Repeat the listing in full, word for word.
— START OF Input rows —
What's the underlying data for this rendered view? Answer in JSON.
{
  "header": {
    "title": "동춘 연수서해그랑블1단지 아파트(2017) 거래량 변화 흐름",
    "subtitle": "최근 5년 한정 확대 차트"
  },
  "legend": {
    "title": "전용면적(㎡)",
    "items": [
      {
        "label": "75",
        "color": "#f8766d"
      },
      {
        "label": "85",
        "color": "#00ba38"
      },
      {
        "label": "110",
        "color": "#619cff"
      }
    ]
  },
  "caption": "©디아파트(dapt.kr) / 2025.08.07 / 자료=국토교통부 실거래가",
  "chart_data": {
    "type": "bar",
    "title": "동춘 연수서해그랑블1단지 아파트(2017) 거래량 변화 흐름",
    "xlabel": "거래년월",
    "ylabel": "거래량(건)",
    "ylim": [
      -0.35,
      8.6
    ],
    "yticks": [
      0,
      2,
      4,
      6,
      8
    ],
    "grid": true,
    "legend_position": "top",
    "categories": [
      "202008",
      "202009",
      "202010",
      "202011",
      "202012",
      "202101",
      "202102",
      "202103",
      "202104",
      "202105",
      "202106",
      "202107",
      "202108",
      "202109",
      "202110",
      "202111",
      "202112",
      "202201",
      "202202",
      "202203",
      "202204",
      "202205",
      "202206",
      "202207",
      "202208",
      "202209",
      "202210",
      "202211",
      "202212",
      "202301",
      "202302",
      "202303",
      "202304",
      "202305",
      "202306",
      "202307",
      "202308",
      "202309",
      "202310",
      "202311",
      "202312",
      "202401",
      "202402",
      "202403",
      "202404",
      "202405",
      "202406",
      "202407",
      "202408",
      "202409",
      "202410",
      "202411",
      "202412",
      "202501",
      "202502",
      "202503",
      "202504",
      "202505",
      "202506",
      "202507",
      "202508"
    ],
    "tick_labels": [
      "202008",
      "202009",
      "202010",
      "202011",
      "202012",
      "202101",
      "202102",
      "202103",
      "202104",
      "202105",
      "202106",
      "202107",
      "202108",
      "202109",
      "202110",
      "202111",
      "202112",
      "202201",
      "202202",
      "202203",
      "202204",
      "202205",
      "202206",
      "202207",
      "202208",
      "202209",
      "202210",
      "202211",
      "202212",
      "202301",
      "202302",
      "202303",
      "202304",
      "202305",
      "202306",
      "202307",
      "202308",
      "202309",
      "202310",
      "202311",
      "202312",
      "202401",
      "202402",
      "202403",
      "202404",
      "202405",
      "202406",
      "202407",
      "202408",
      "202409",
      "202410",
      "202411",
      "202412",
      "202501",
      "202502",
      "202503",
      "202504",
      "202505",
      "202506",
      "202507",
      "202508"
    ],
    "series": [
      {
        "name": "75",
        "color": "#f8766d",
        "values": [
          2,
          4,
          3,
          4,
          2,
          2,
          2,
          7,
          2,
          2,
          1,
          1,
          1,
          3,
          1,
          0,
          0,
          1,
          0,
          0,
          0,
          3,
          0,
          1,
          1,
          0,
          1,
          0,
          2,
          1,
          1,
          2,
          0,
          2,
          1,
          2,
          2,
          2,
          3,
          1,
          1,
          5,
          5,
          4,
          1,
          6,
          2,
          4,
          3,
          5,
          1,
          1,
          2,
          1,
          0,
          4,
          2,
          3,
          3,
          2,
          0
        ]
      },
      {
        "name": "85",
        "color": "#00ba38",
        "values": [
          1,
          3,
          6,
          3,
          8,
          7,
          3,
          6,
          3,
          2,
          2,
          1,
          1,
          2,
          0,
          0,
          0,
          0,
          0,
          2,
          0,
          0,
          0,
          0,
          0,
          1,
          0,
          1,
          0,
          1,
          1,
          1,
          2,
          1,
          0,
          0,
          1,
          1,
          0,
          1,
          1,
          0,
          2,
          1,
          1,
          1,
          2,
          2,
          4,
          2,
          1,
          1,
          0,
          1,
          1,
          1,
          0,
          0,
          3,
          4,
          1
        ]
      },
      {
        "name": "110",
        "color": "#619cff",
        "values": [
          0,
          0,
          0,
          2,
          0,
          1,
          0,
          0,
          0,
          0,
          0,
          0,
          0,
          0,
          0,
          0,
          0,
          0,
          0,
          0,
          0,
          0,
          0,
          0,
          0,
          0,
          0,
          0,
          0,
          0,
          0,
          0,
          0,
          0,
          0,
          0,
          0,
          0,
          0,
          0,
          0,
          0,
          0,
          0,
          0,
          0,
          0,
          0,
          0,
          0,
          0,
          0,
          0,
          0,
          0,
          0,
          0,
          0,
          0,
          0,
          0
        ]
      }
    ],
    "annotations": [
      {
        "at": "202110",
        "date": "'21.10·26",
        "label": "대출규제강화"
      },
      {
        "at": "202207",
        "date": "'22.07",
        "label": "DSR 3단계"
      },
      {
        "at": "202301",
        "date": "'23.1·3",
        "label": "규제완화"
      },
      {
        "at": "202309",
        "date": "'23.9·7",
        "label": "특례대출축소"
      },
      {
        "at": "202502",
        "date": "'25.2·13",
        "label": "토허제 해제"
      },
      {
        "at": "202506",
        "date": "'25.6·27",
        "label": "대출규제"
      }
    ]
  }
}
— END OF Input rows —
*Response to the exercise*.
What's the underlying data for this rendered view? Answer in JSON.
{
  "header": {
    "title": "동춘 연수서해그랑블1단지 아파트(2017) 거래량 변화 흐름",
    "subtitle": "최근 5년 한정 확대 차트"
  },
  "legend": {
    "title": "전용면적(㎡)",
    "items": [
      {
        "label": "75",
        "color": "#f8766d"
      },
      {
        "label": "85",
        "color": "#00ba38"
      },
      {
        "label": "110",
        "color": "#619cff"
      }
    ]
  },
  "caption": "©디아파트(dapt.kr) / 2025.08.07 / 자료=국토교통부 실거래가",
  "chart_data": {
    "type": "bar",
    "title": "동춘 연수서해그랑블1단지 아파트(2017) 거래량 변화 흐름",
    "xlabel": "거래년월",
    "ylabel": "거래량(건)",
    "ylim": [
      -0.35,
      8.6
    ],
    "yticks": [
      0,
      2,
      4,
      6,
      8
    ],
    "grid": true,
    "legend_position": "top",
    "categories": [
      "202008",
      "202009",
      "202010",
      "202011",
      "202012",
      "202101",
      "202102",
      "202103",
      "202104",
      "202105",
      "202106",
      "202107",
      "202108",
      "202109",
      "202110",
      "202111",
      "202112",
      "202201",
      "202202",
      "202203",
      "202204",
      "202205",
      "202206",
      "202207",
      "202208",
      "202209",
      "202210",
      "202211",
      "202212",
      "202301",
      "202302",
      "202303",
      "202304",
      "202305",
      "202306",
      "202307",
      "202308",
      "202309",
      "202310",
      "202311",
      "202312",
      "202401",
      "202402",
      "202403",
      "202404",
      "202405",
      "202406",
      "202407",
      "202408",
      "202409",
      "202410",
      "202411",
      "202412",
      "202501",
      "202502",
      "202503",
      "202504",
      "202505",
      "202506",
      "202507",
      "202508"
    ],
    "tick_labels": [
      "202008",
      "202009",
      "202010",
      "202011",
      "202012",
      "202101",
      "202102",
      "202103",
      "202104",
      "202105",
      "202106",
      "202107",
      "202108",
      "202109",
      "202110",
      "202111",
      "202112",
      "202201",
      "202202",
      "202203",
      "202204",
      "202205",
      "202206",
      "202207",
      "202208",
      "202209",
      "202210",
      "202211",
      "202212",
      "202301",
      "202302",
      "202303",
      "202304",
      "202305",
      "202306",
      "202307",
      "202308",
      "202309",
      "202310",
      "202311",
      "202312",
      "202401",
      "202402",
      "202403",
      "202404",
      "202405",
      "202406",
      "202407",
      "202408",
      "202409",
      "202410",
      "202411",
      "202412",
      "202501",
      "202502",
      "202503",
      "202504",
      "202505",
      "202506",
      "202507",
      "202508"
    ],
    "series": [
      {
        "name": "75",
        "color": "#f8766d",
        "values": [
          2,
          4,
          3,
          4,
          2,
          2,
          2,
          7,
          2,
          2,
          1,
          1,
          1,
          3,
          1,
          0,
          0,
          1,
          0,
          0,
          0,
          3,
          0,
          1,
          1,
          0,
          1,
          0,
          2,
          1,
          1,
          2,
          0,
          2,
          1,
          2,
          2,
          2,
          3,
          1,
          1,
          5,
          5,
          4,
          1,
          6,
          2,
          4,
          3,
          5,
          1,
          1,
          2,
          1,
          0,
          4,
          2,
          3,
          3,
          2,
          0
        ]
      },
      {
        "name": "85",
        "color": "#00ba38",
        "values": [
          1,
          3,
          6,
          3,
          8,
          7,
          3,
          6,
          3,
          2,
          2,
          1,
          1,
          2,
          0,
          0,
          0,
          0,
          0,
          2,
          0,
          0,
          0,
          0,
          0,
          1,
          0,
          1,
          0,
          1,
          1,
          1,
          2,
          1,
          0,
          0,
          1,
          1,
          0,
          1,
          1,
          0,
          2,
          1,
          1,
          1,
          2,
          2,
          4,
          2,
          1,
          1,
          0,
          1,
          1,
          1,
          0,
          0,
          3,
          4,
          1
        ]
      },
      {
        "name": "110",
        "color": "#619cff",
        "values": [
          0,
          0,
          0,
          2,
          0,
          1,
          0,
          0,
          0,
          0,
          0,
          0,
          0,
          0,
          0,
          0,
          0,
          0,
          0,
          0,
          0,
          0,
          0,
          0,
          0,
          0,
          0,
          0,
          0,
          0,
          0,
          0,
          0,
          0,
          0,
          0,
          0,
          0,
          0,
          0,
          0,
          0,
          0,
          0,
          0,
          0,
          0,
          0,
          0,
          0,
          0,
          0,
          0,
          0,
          0,
          0,
          0,
          0,
          0,
          0,
          0
        ]
      }
    ],
    "annotations": [
      {
        "at": "202110",
        "date": "'21.10·26",
        "label": "대출규제강화"
      },
      {
        "at": "202207",
        "date": "'22.07",
        "label": "DSR 3단계"
      },
      {
        "at": "202301",
        "date": "'23.1·3",
        "label": "규제완화"
      },
      {
        "at": "202309",
        "date": "'23.9·7",
        "label": "특례대출축소"
      },
      {
        "at": "202502",
        "date": "'25.2·13",
        "label": "토허제 해제"
      },
      {
        "at": "202506",
        "date": "'25.6·27",
        "label": "대출규제"
      }
    ]
  }
}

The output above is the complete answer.